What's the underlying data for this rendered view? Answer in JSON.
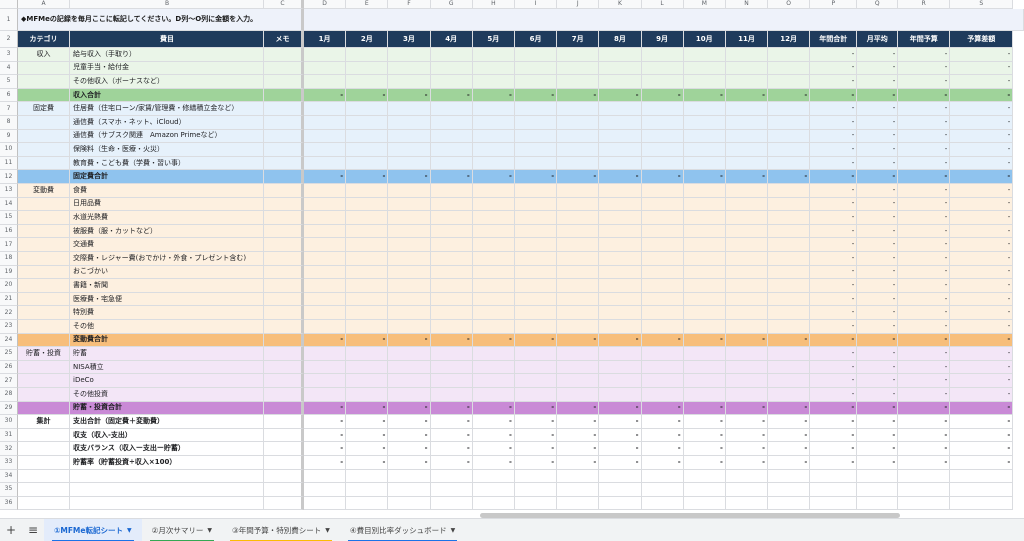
{
  "col_letters": [
    "A",
    "B",
    "C",
    "D",
    "E",
    "F",
    "G",
    "H",
    "I",
    "J",
    "K",
    "L",
    "M",
    "N",
    "O",
    "P",
    "Q",
    "R",
    "S"
  ],
  "row1_note": "◆MFMeの記録を毎月ここに転記してください。D列〜O列に金額を入力。",
  "headers": [
    "カテゴリ",
    "費目",
    "メモ",
    "1月",
    "2月",
    "3月",
    "4月",
    "5月",
    "6月",
    "7月",
    "8月",
    "9月",
    "10月",
    "11月",
    "12月",
    "年間合計",
    "月平均",
    "年間予算",
    "予算差額"
  ],
  "rows": [
    {
      "n": "3",
      "cat": "収入",
      "item": "給与収入（手取り）",
      "t": "inc",
      "d": "PQRS"
    },
    {
      "n": "4",
      "cat": "",
      "item": "児童手当・給付金",
      "t": "inc",
      "d": "PQRS"
    },
    {
      "n": "5",
      "cat": "",
      "item": "その他収入（ボーナスなど）",
      "t": "inc",
      "d": "PQRS"
    },
    {
      "n": "6",
      "cat": "",
      "item": "収入合計",
      "t": "incT",
      "d": "DEFGHIJKLMNOPQRS"
    },
    {
      "n": "7",
      "cat": "固定費",
      "item": "住居費（住宅ローン/家賃/管理費・修繕積立金など）",
      "t": "fix",
      "d": "PQRS"
    },
    {
      "n": "8",
      "cat": "",
      "item": "通信費（スマホ・ネット、iCloud）",
      "t": "fix",
      "d": "PQRS"
    },
    {
      "n": "9",
      "cat": "",
      "item": "通信費（サブスク関連　Amazon Primeなど）",
      "t": "fix",
      "d": "PQRS"
    },
    {
      "n": "10",
      "cat": "",
      "item": "保険料（生命・医療・火災）",
      "t": "fix",
      "d": "PQRS"
    },
    {
      "n": "11",
      "cat": "",
      "item": "教育費・こども費（学費・習い事）",
      "t": "fix",
      "d": "PQRS"
    },
    {
      "n": "12",
      "cat": "",
      "item": "固定費合計",
      "t": "fixT",
      "d": "DEFGHIJKLMNOPQRS"
    },
    {
      "n": "13",
      "cat": "変動費",
      "item": "食費",
      "t": "var",
      "d": "PQRS"
    },
    {
      "n": "14",
      "cat": "",
      "item": "日用品費",
      "t": "var",
      "d": "PQRS"
    },
    {
      "n": "15",
      "cat": "",
      "item": "水道光熱費",
      "t": "var",
      "d": "PQRS"
    },
    {
      "n": "16",
      "cat": "",
      "item": "被服費（服・カットなど）",
      "t": "var",
      "d": "PQRS"
    },
    {
      "n": "17",
      "cat": "",
      "item": "交通費",
      "t": "var",
      "d": "PQRS"
    },
    {
      "n": "18",
      "cat": "",
      "item": "交際費・レジャー費(おでかけ・外食・プレゼント含む)",
      "t": "var",
      "d": "PQRS"
    },
    {
      "n": "19",
      "cat": "",
      "item": "おこづかい",
      "t": "var",
      "d": "PQRS"
    },
    {
      "n": "20",
      "cat": "",
      "item": "書籍・新聞",
      "t": "var",
      "d": "PQRS"
    },
    {
      "n": "21",
      "cat": "",
      "item": "医療費・宅急便",
      "t": "var",
      "d": "PQRS"
    },
    {
      "n": "22",
      "cat": "",
      "item": "特別費",
      "t": "var",
      "d": "PQRS"
    },
    {
      "n": "23",
      "cat": "",
      "item": "その他",
      "t": "var",
      "d": "PQRS"
    },
    {
      "n": "24",
      "cat": "",
      "item": "変動費合計",
      "t": "varT",
      "d": "DEFGHIJKLMNOPQRS"
    },
    {
      "n": "25",
      "cat": "貯蓄・投資",
      "item": "貯蓄",
      "t": "sav",
      "d": "PQRS"
    },
    {
      "n": "26",
      "cat": "",
      "item": "NISA積立",
      "t": "sav",
      "d": "PQRS"
    },
    {
      "n": "27",
      "cat": "",
      "item": "iDeCo",
      "t": "sav",
      "d": "PQRS"
    },
    {
      "n": "28",
      "cat": "",
      "item": "その他投資",
      "t": "sav",
      "d": "PQRS"
    },
    {
      "n": "29",
      "cat": "",
      "item": "貯蓄・投資合計",
      "t": "savT",
      "d": "DEFGHIJKLMNOPQRS"
    },
    {
      "n": "30",
      "cat": "集計",
      "item": "支出合計（固定費＋変動費）",
      "t": "tot",
      "d": "DEFGHIJKLMNOPQRS"
    },
    {
      "n": "31",
      "cat": "",
      "item": "収支（収入-支出）",
      "t": "tot",
      "d": "DEFGHIJKLMNOPQRS"
    },
    {
      "n": "32",
      "cat": "",
      "item": "収支バランス（収入ー支出ー貯蓄）",
      "t": "tot",
      "d": "DEFGHIJKLMNOPQRS"
    },
    {
      "n": "33",
      "cat": "",
      "item": "貯蓄率（貯蓄投資÷収入×100）",
      "t": "tot",
      "d": "DEFGHIJKLMNOPQRS"
    },
    {
      "n": "34",
      "cat": "",
      "item": "",
      "t": "emp",
      "d": ""
    },
    {
      "n": "35",
      "cat": "",
      "item": "",
      "t": "emp",
      "d": ""
    },
    {
      "n": "36",
      "cat": "",
      "item": "",
      "t": "emp",
      "d": ""
    }
  ],
  "dash": "-",
  "tabs": [
    {
      "label": "①MFMe転記シート",
      "active": true,
      "color": "#1a73e8"
    },
    {
      "label": "②月次サマリー",
      "active": false,
      "color": "#34a853"
    },
    {
      "label": "③年間予算・特別費シート",
      "active": false,
      "color": "#fbbc04"
    },
    {
      "label": "④費目別比率ダッシュボード",
      "active": false,
      "color": "#1a73e8"
    }
  ],
  "add_sheet_icon": "plus-icon",
  "all_sheets_icon": "menu-icon",
  "dropdown_icon": "caret-down-icon"
}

|---|

What is expected =
Quote the preceding records in their entirety, excluding every picture.

Result below =
What's the underlying data for this rendered view? Answer in JSON.
{
  "col_letters": [
    "A",
    "B",
    "C",
    "D",
    "E",
    "F",
    "G",
    "H",
    "I",
    "J",
    "K",
    "L",
    "M",
    "N",
    "O",
    "P",
    "Q",
    "R",
    "S"
  ],
  "row1_note": "◆MFMeの記録を毎月ここに転記してください。D列〜O列に金額を入力。",
  "headers": [
    "カテゴリ",
    "費目",
    "メモ",
    "1月",
    "2月",
    "3月",
    "4月",
    "5月",
    "6月",
    "7月",
    "8月",
    "9月",
    "10月",
    "11月",
    "12月",
    "年間合計",
    "月平均",
    "年間予算",
    "予算差額"
  ],
  "rows": [
    {
      "n": "3",
      "cat": "収入",
      "item": "給与収入（手取り）",
      "t": "inc",
      "d": "PQRS"
    },
    {
      "n": "4",
      "cat": "",
      "item": "児童手当・給付金",
      "t": "inc",
      "d": "PQRS"
    },
    {
      "n": "5",
      "cat": "",
      "item": "その他収入（ボーナスなど）",
      "t": "inc",
      "d": "PQRS"
    },
    {
      "n": "6",
      "cat": "",
      "item": "収入合計",
      "t": "incT",
      "d": "DEFGHIJKLMNOPQRS"
    },
    {
      "n": "7",
      "cat": "固定費",
      "item": "住居費（住宅ローン/家賃/管理費・修繕積立金など）",
      "t": "fix",
      "d": "PQRS"
    },
    {
      "n": "8",
      "cat": "",
      "item": "通信費（スマホ・ネット、iCloud）",
      "t": "fix",
      "d": "PQRS"
    },
    {
      "n": "9",
      "cat": "",
      "item": "通信費（サブスク関連　Amazon Primeなど）",
      "t": "fix",
      "d": "PQRS"
    },
    {
      "n": "10",
      "cat": "",
      "item": "保険料（生命・医療・火災）",
      "t": "fix",
      "d": "PQRS"
    },
    {
      "n": "11",
      "cat": "",
      "item": "教育費・こども費（学費・習い事）",
      "t": "fix",
      "d": "PQRS"
    },
    {
      "n": "12",
      "cat": "",
      "item": "固定費合計",
      "t": "fixT",
      "d": "DEFGHIJKLMNOPQRS"
    },
    {
      "n": "13",
      "cat": "変動費",
      "item": "食費",
      "t": "var",
      "d": "PQRS"
    },
    {
      "n": "14",
      "cat": "",
      "item": "日用品費",
      "t": "var",
      "d": "PQRS"
    },
    {
      "n": "15",
      "cat": "",
      "item": "水道光熱費",
      "t": "var",
      "d": "PQRS"
    },
    {
      "n": "16",
      "cat": "",
      "item": "被服費（服・カットなど）",
      "t": "var",
      "d": "PQRS"
    },
    {
      "n": "17",
      "cat": "",
      "item": "交通費",
      "t": "var",
      "d": "PQRS"
    },
    {
      "n": "18",
      "cat": "",
      "item": "交際費・レジャー費(おでかけ・外食・プレゼント含む)",
      "t": "var",
      "d": "PQRS"
    },
    {
      "n": "19",
      "cat": "",
      "item": "おこづかい",
      "t": "var",
      "d": "PQRS"
    },
    {
      "n": "20",
      "cat": "",
      "item": "書籍・新聞",
      "t": "var",
      "d": "PQRS"
    },
    {
      "n": "21",
      "cat": "",
      "item": "医療費・宅急便",
      "t": "var",
      "d": "PQRS"
    },
    {
      "n": "22",
      "cat": "",
      "item": "特別費",
      "t": "var",
      "d": "PQRS"
    },
    {
      "n": "23",
      "cat": "",
      "item": "その他",
      "t": "var",
      "d": "PQRS"
    },
    {
      "n": "24",
      "cat": "",
      "item": "変動費合計",
      "t": "varT",
      "d": "DEFGHIJKLMNOPQRS"
    },
    {
      "n": "25",
      "cat": "貯蓄・投資",
      "item": "貯蓄",
      "t": "sav",
      "d": "PQRS"
    },
    {
      "n": "26",
      "cat": "",
      "item": "NISA積立",
      "t": "sav",
      "d": "PQRS"
    },
    {
      "n": "27",
      "cat": "",
      "item": "iDeCo",
      "t": "sav",
      "d": "PQRS"
    },
    {
      "n": "28",
      "cat": "",
      "item": "その他投資",
      "t": "sav",
      "d": "PQRS"
    },
    {
      "n": "29",
      "cat": "",
      "item": "貯蓄・投資合計",
      "t": "savT",
      "d": "DEFGHIJKLMNOPQRS"
    },
    {
      "n": "30",
      "cat": "集計",
      "item": "支出合計（固定費＋変動費）",
      "t": "tot",
      "d": "DEFGHIJKLMNOPQRS"
    },
    {
      "n": "31",
      "cat": "",
      "item": "収支（収入-支出）",
      "t": "tot",
      "d": "DEFGHIJKLMNOPQRS"
    },
    {
      "n": "32",
      "cat": "",
      "item": "収支バランス（収入ー支出ー貯蓄）",
      "t": "tot",
      "d": "DEFGHIJKLMNOPQRS"
    },
    {
      "n": "33",
      "cat": "",
      "item": "貯蓄率（貯蓄投資÷収入×100）",
      "t": "tot",
      "d": "DEFGHIJKLMNOPQRS"
    },
    {
      "n": "34",
      "cat": "",
      "item": "",
      "t": "emp",
      "d": ""
    },
    {
      "n": "35",
      "cat": "",
      "item": "",
      "t": "emp",
      "d": ""
    },
    {
      "n": "36",
      "cat": "",
      "item": "",
      "t": "emp",
      "d": ""
    }
  ],
  "dash": "-",
  "tabs": [
    {
      "label": "①MFMe転記シート",
      "active": true,
      "color": "#1a73e8"
    },
    {
      "label": "②月次サマリー",
      "active": false,
      "color": "#34a853"
    },
    {
      "label": "③年間予算・特別費シート",
      "active": false,
      "color": "#fbbc04"
    },
    {
      "label": "④費目別比率ダッシュボード",
      "active": false,
      "color": "#1a73e8"
    }
  ],
  "add_sheet_icon": "plus-icon",
  "all_sheets_icon": "menu-icon",
  "dropdown_icon": "caret-down-icon"
}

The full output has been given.